◆ **EXTRACTED INFORMATION**:
+ + + +
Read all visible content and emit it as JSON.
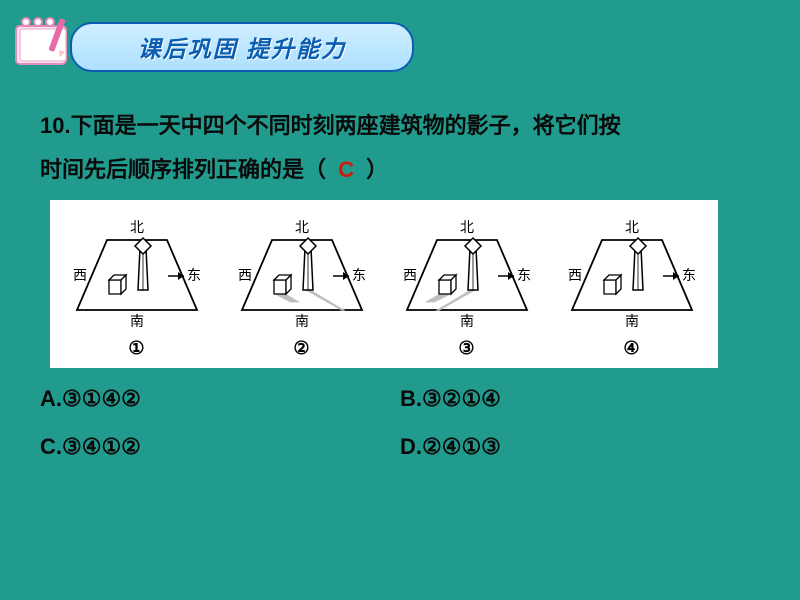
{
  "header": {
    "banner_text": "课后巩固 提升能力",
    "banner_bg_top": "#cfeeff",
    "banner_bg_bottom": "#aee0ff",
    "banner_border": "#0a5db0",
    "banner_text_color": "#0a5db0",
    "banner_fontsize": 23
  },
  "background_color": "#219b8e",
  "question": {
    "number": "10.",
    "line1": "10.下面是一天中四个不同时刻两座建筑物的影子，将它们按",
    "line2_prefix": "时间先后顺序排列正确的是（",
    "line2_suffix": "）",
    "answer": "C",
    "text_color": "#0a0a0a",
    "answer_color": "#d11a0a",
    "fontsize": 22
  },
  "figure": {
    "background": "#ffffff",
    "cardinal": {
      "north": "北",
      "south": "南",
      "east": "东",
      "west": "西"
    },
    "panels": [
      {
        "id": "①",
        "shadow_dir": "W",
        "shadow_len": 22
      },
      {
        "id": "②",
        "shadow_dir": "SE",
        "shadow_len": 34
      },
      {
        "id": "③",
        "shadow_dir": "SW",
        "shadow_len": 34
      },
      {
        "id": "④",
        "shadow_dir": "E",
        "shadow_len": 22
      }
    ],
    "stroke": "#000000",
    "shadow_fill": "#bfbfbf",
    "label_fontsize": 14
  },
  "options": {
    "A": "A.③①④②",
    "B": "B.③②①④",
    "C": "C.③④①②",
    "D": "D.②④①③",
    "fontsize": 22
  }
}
+ + + +
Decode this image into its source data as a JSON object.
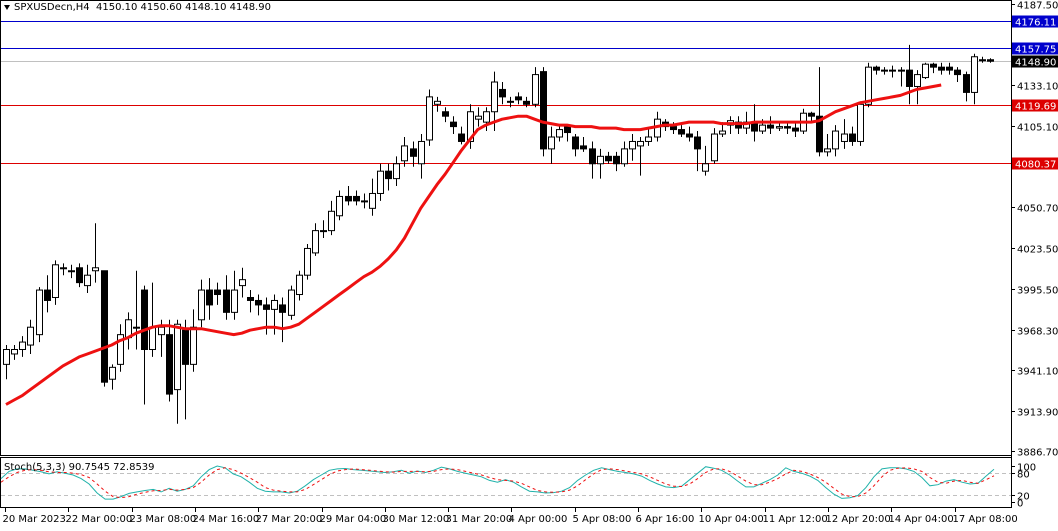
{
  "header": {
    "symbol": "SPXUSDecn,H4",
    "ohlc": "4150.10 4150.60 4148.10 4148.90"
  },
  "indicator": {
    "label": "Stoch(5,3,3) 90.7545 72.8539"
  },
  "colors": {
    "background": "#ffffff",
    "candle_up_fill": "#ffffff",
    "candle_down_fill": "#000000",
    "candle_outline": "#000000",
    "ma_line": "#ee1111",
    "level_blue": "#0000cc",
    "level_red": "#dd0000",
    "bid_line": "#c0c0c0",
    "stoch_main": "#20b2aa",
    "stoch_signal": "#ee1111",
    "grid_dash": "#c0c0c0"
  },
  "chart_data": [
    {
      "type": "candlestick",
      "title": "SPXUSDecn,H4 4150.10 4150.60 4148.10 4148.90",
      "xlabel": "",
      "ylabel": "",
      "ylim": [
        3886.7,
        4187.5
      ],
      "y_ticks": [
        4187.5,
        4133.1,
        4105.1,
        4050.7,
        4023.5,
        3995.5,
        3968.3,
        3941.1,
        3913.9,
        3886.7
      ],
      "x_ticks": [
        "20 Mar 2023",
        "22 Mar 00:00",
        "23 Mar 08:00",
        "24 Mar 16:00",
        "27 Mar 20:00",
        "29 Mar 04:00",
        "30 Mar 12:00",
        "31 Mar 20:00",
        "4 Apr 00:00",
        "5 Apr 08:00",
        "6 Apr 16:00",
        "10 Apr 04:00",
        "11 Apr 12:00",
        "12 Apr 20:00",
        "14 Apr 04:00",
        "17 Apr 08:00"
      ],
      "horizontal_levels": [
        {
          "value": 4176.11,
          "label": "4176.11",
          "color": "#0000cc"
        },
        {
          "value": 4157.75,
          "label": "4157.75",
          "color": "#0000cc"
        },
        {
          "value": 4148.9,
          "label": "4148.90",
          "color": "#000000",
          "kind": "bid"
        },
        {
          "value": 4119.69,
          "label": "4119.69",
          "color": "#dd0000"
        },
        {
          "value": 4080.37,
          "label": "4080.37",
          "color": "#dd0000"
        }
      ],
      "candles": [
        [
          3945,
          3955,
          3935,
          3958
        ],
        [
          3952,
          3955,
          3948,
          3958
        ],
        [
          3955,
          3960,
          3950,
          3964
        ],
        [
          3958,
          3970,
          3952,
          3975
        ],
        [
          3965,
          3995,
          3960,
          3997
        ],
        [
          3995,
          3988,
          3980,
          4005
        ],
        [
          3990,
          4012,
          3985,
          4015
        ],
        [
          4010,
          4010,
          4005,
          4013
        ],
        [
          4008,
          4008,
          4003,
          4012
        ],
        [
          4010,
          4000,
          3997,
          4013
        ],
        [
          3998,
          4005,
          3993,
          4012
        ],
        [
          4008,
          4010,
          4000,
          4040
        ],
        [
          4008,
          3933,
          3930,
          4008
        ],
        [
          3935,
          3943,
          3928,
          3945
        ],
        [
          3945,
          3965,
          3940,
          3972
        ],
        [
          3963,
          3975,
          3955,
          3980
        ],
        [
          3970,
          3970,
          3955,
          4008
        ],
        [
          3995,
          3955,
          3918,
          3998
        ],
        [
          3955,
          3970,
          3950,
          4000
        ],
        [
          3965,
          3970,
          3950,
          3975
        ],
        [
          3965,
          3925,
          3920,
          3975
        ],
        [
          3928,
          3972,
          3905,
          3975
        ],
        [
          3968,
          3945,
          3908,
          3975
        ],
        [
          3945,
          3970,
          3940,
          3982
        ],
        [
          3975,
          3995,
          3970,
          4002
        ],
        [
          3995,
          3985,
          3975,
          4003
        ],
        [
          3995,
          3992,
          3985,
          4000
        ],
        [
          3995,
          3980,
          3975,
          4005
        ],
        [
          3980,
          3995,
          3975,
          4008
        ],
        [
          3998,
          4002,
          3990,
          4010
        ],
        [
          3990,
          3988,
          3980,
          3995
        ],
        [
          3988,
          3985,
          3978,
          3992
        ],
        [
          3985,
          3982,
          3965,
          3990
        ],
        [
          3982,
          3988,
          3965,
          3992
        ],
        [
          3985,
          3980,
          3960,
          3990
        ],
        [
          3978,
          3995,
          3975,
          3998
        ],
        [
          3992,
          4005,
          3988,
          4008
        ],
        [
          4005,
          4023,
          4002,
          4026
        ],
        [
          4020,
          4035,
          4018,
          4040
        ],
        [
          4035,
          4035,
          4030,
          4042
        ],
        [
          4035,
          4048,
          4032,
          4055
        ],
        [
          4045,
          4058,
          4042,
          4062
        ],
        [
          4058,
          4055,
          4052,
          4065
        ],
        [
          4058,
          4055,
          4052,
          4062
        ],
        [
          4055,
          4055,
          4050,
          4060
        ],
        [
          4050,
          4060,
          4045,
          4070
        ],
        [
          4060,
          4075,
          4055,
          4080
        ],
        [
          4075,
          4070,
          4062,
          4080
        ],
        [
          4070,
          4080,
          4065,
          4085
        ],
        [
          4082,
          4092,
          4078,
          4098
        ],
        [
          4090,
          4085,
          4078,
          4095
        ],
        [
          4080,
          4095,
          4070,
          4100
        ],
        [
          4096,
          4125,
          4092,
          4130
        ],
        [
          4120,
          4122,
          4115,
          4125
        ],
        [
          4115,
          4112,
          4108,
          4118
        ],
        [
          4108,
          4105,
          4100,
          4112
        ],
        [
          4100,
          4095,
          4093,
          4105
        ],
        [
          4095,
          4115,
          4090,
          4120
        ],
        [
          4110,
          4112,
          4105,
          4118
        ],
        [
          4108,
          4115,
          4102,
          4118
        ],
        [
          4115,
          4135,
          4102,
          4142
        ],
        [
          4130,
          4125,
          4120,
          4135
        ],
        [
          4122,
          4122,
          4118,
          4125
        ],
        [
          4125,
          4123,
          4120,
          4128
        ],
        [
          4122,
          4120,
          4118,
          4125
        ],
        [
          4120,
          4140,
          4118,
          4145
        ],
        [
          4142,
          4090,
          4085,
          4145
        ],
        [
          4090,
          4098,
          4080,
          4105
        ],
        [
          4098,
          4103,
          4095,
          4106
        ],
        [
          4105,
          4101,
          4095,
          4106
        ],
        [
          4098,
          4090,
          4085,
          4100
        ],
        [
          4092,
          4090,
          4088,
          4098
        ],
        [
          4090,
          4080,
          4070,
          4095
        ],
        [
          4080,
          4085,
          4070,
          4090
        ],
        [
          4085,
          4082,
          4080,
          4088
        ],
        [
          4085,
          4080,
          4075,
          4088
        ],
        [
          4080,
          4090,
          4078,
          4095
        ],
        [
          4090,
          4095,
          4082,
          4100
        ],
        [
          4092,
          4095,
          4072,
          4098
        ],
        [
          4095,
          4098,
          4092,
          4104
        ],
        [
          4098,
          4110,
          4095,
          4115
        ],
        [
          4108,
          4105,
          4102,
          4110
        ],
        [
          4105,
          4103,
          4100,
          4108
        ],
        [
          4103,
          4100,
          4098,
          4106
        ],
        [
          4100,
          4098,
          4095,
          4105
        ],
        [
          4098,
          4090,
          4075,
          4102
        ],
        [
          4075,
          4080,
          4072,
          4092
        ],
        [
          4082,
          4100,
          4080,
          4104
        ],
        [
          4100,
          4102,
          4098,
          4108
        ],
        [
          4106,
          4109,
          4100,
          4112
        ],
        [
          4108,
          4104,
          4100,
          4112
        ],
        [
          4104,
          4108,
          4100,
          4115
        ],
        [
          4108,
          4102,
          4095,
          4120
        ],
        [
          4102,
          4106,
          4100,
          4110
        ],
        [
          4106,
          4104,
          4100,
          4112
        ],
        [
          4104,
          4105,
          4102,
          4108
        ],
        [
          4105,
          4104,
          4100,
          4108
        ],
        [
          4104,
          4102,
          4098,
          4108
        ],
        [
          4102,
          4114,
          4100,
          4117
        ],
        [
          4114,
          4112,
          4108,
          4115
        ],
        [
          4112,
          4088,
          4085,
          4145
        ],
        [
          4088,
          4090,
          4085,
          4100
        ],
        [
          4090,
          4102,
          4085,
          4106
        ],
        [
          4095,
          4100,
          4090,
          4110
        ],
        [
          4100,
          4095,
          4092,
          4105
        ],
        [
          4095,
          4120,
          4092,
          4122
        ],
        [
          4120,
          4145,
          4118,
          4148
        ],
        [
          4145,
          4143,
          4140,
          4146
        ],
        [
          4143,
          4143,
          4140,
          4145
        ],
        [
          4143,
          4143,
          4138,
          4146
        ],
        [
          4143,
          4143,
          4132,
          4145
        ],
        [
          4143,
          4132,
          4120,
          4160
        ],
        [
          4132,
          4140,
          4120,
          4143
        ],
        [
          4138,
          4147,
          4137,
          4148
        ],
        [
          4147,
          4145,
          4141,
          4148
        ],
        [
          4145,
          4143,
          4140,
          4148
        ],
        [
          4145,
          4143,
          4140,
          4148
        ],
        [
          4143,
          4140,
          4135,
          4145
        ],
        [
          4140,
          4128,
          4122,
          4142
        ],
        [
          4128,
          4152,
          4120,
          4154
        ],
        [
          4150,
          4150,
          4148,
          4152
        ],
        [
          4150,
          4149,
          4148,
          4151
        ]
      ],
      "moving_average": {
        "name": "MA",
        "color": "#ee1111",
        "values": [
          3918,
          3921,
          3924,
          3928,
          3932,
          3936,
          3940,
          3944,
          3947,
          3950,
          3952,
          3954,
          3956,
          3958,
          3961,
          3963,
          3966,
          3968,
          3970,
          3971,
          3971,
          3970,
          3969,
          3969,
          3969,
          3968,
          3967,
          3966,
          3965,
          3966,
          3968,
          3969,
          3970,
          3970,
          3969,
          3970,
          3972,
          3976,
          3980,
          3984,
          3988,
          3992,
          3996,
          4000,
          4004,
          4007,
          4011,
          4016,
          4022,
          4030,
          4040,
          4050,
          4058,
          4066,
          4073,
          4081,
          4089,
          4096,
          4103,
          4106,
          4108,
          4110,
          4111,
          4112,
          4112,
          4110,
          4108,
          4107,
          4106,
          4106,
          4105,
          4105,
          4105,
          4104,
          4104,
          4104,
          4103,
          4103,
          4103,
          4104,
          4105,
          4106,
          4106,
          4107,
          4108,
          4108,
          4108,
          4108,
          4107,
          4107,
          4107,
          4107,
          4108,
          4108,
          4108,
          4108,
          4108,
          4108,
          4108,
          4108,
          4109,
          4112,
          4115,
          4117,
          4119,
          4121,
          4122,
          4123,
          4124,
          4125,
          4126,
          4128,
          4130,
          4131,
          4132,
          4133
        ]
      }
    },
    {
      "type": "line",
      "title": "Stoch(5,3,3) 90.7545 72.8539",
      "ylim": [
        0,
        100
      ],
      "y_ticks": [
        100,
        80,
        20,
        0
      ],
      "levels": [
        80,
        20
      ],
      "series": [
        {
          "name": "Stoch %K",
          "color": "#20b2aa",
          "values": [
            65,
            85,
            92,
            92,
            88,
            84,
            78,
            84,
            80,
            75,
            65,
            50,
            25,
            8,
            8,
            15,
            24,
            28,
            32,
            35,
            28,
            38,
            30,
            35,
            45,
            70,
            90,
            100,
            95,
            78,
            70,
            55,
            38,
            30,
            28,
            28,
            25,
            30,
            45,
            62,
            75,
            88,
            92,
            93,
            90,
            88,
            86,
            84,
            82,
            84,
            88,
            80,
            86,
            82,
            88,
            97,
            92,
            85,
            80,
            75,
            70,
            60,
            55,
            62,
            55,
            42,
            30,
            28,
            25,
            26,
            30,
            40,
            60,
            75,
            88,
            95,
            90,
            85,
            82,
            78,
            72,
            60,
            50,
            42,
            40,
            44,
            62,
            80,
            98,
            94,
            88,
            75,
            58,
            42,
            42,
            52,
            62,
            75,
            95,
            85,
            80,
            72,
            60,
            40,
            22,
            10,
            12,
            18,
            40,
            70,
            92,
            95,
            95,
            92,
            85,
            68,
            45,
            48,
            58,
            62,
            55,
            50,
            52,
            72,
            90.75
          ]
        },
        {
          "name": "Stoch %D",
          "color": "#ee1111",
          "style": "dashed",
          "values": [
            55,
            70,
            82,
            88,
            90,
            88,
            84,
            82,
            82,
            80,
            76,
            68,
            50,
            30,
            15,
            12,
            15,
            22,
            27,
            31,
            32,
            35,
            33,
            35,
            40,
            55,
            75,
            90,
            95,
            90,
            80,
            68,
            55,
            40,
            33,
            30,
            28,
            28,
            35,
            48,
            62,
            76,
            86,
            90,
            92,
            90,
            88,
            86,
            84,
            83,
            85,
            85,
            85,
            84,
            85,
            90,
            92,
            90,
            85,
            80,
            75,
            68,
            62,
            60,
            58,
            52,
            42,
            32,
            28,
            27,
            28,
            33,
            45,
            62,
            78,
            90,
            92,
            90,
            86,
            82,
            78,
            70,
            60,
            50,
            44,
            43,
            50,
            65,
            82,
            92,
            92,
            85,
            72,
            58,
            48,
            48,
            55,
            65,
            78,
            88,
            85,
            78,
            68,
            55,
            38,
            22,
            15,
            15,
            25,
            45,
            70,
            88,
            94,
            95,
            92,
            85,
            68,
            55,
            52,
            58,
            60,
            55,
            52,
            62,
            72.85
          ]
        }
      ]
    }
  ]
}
+ + + +
Return every line from the records above that holds the word "SPXUSDecn".

◆ **TASK RESPONSE**:
    "symbol": "SPXUSDecn,H4",
      "title": "SPXUSDecn,H4 4150.10 4150.60 4148.10 4148.90",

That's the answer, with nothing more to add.